## WHAT IS REQUIRED
Transcribe the records below exactly as they appear, omitting any pictures.

## SUPPLIED MATERIAL
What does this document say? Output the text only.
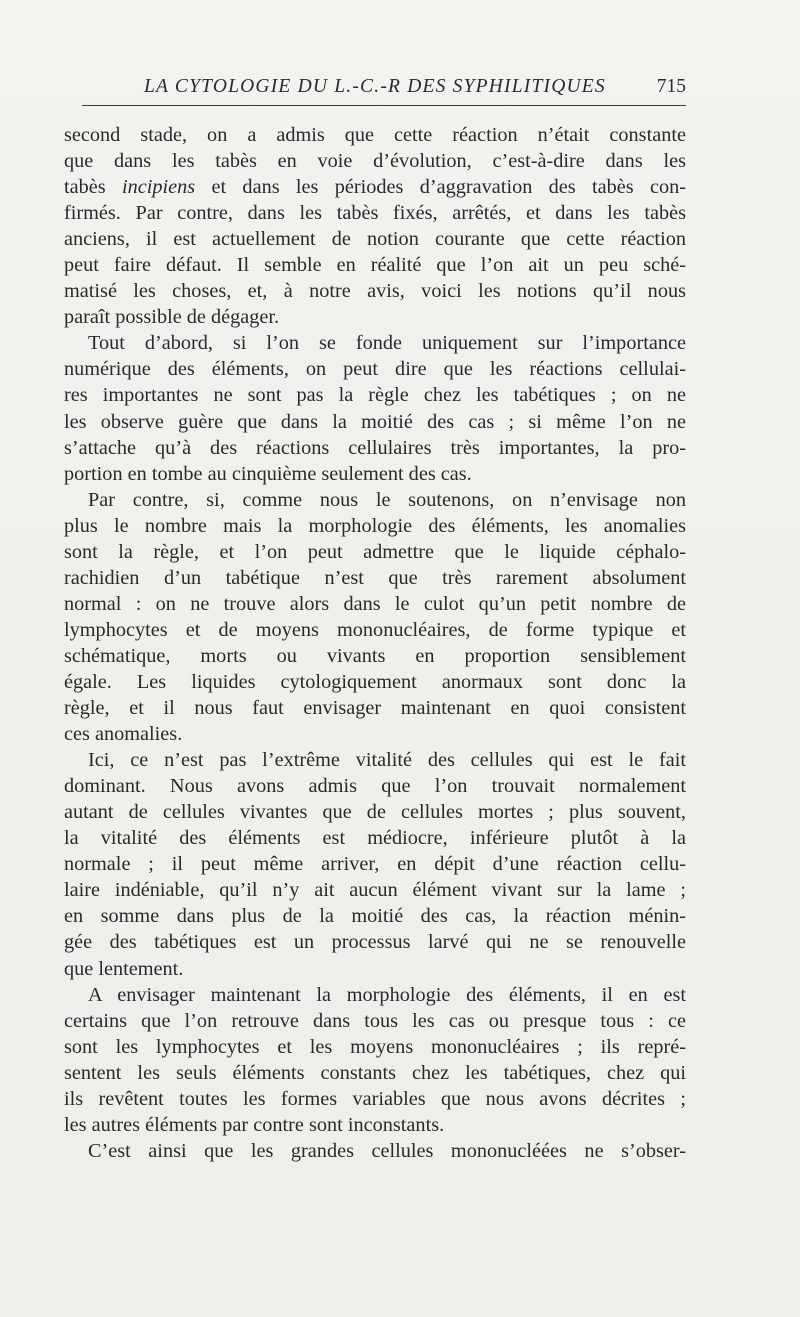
LA CYTOLOGIE DU L.-C.-R DES SYPHILITIQUES	715
second stade, on a admis que cette réaction n’était constante
que dans les tabès en voie d’évolution, c’est-à-dire dans les
tabès incipiens et dans les périodes d’aggravation des tabès con-
firmés. Par contre, dans les tabès fixés, arrêtés, et dans les tabès
anciens, il est actuellement de notion courante que cette réaction
peut faire défaut. Il semble en réalité que l’on ait un peu sché-
matisé les choses, et, à notre avis, voici les notions qu’il nous
paraît possible de dégager.
Tout d’abord, si l’on se fonde uniquement sur l’importance
numérique des éléments, on peut dire que les réactions cellulai-
res importantes ne sont pas la règle chez les tabétiques ; on ne
les observe guère que dans la moitié des cas ; si même l’on ne
s’attache qu’à des réactions cellulaires très importantes, la pro-
portion en tombe au cinquième seulement des cas.
Par contre, si, comme nous le soutenons, on n’envisage non
plus le nombre mais la morphologie des éléments, les anomalies
sont la règle, et l’on peut admettre que le liquide céphalo-
rachidien d’un tabétique n’est que très rarement absolument
normal : on ne trouve alors dans le culot qu’un petit nombre de
lymphocytes et de moyens mononucléaires, de forme typique et
schématique, morts ou vivants en proportion sensiblement
égale. Les liquides cytologiquement anormaux sont donc la
règle, et il nous faut envisager maintenant en quoi consistent
ces anomalies.
Ici, ce n’est pas l’extrême vitalité des cellules qui est le fait
dominant. Nous avons admis que l’on trouvait normalement
autant de cellules vivantes que de cellules mortes ; plus souvent,
la vitalité des éléments est médiocre, inférieure plutôt à la
normale ; il peut même arriver, en dépit d’une réaction cellu-
laire indéniable, qu’il n’y ait aucun élément vivant sur la lame ;
en somme dans plus de la moitié des cas, la réaction ménin-
gée des tabétiques est un processus larvé qui ne se renouvelle
que lentement.
A envisager maintenant la morphologie des éléments, il en est
certains que l’on retrouve dans tous les cas ou presque tous : ce
sont les lymphocytes et les moyens mononucléaires ; ils repré-
sentent les seuls éléments constants chez les tabétiques, chez qui
ils revêtent toutes les formes variables que nous avons décrites ;
les autres éléments par contre sont inconstants.
C’est ainsi que les grandes cellules mononucléées ne s’obser-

## COMPLETE OUTPUT
What does this document say? Output the text only.
LA CYTOLOGIE DU L.-C.-R DES SYPHILITIQUES	715
second stade, on a admis que cette réaction n’était constante
que dans les tabès en voie d’évolution, c’est-à-dire dans les
tabès incipiens et dans les périodes d’aggravation des tabès con-
firmés. Par contre, dans les tabès fixés, arrêtés, et dans les tabès
anciens, il est actuellement de notion courante que cette réaction
peut faire défaut. Il semble en réalité que l’on ait un peu sché-
matisé les choses, et, à notre avis, voici les notions qu’il nous
paraît possible de dégager.
Tout d’abord, si l’on se fonde uniquement sur l’importance
numérique des éléments, on peut dire que les réactions cellulai-
res importantes ne sont pas la règle chez les tabétiques ; on ne
les observe guère que dans la moitié des cas ; si même l’on ne
s’attache qu’à des réactions cellulaires très importantes, la pro-
portion en tombe au cinquième seulement des cas.
Par contre, si, comme nous le soutenons, on n’envisage non
plus le nombre mais la morphologie des éléments, les anomalies
sont la règle, et l’on peut admettre que le liquide céphalo-
rachidien d’un tabétique n’est que très rarement absolument
normal : on ne trouve alors dans le culot qu’un petit nombre de
lymphocytes et de moyens mononucléaires, de forme typique et
schématique, morts ou vivants en proportion sensiblement
égale. Les liquides cytologiquement anormaux sont donc la
règle, et il nous faut envisager maintenant en quoi consistent
ces anomalies.
Ici, ce n’est pas l’extrême vitalité des cellules qui est le fait
dominant. Nous avons admis que l’on trouvait normalement
autant de cellules vivantes que de cellules mortes ; plus souvent,
la vitalité des éléments est médiocre, inférieure plutôt à la
normale ; il peut même arriver, en dépit d’une réaction cellu-
laire indéniable, qu’il n’y ait aucun élément vivant sur la lame ;
en somme dans plus de la moitié des cas, la réaction ménin-
gée des tabétiques est un processus larvé qui ne se renouvelle
que lentement.
A envisager maintenant la morphologie des éléments, il en est
certains que l’on retrouve dans tous les cas ou presque tous : ce
sont les lymphocytes et les moyens mononucléaires ; ils repré-
sentent les seuls éléments constants chez les tabétiques, chez qui
ils revêtent toutes les formes variables que nous avons décrites ;
les autres éléments par contre sont inconstants.
C’est ainsi que les grandes cellules mononucléées ne s’obser-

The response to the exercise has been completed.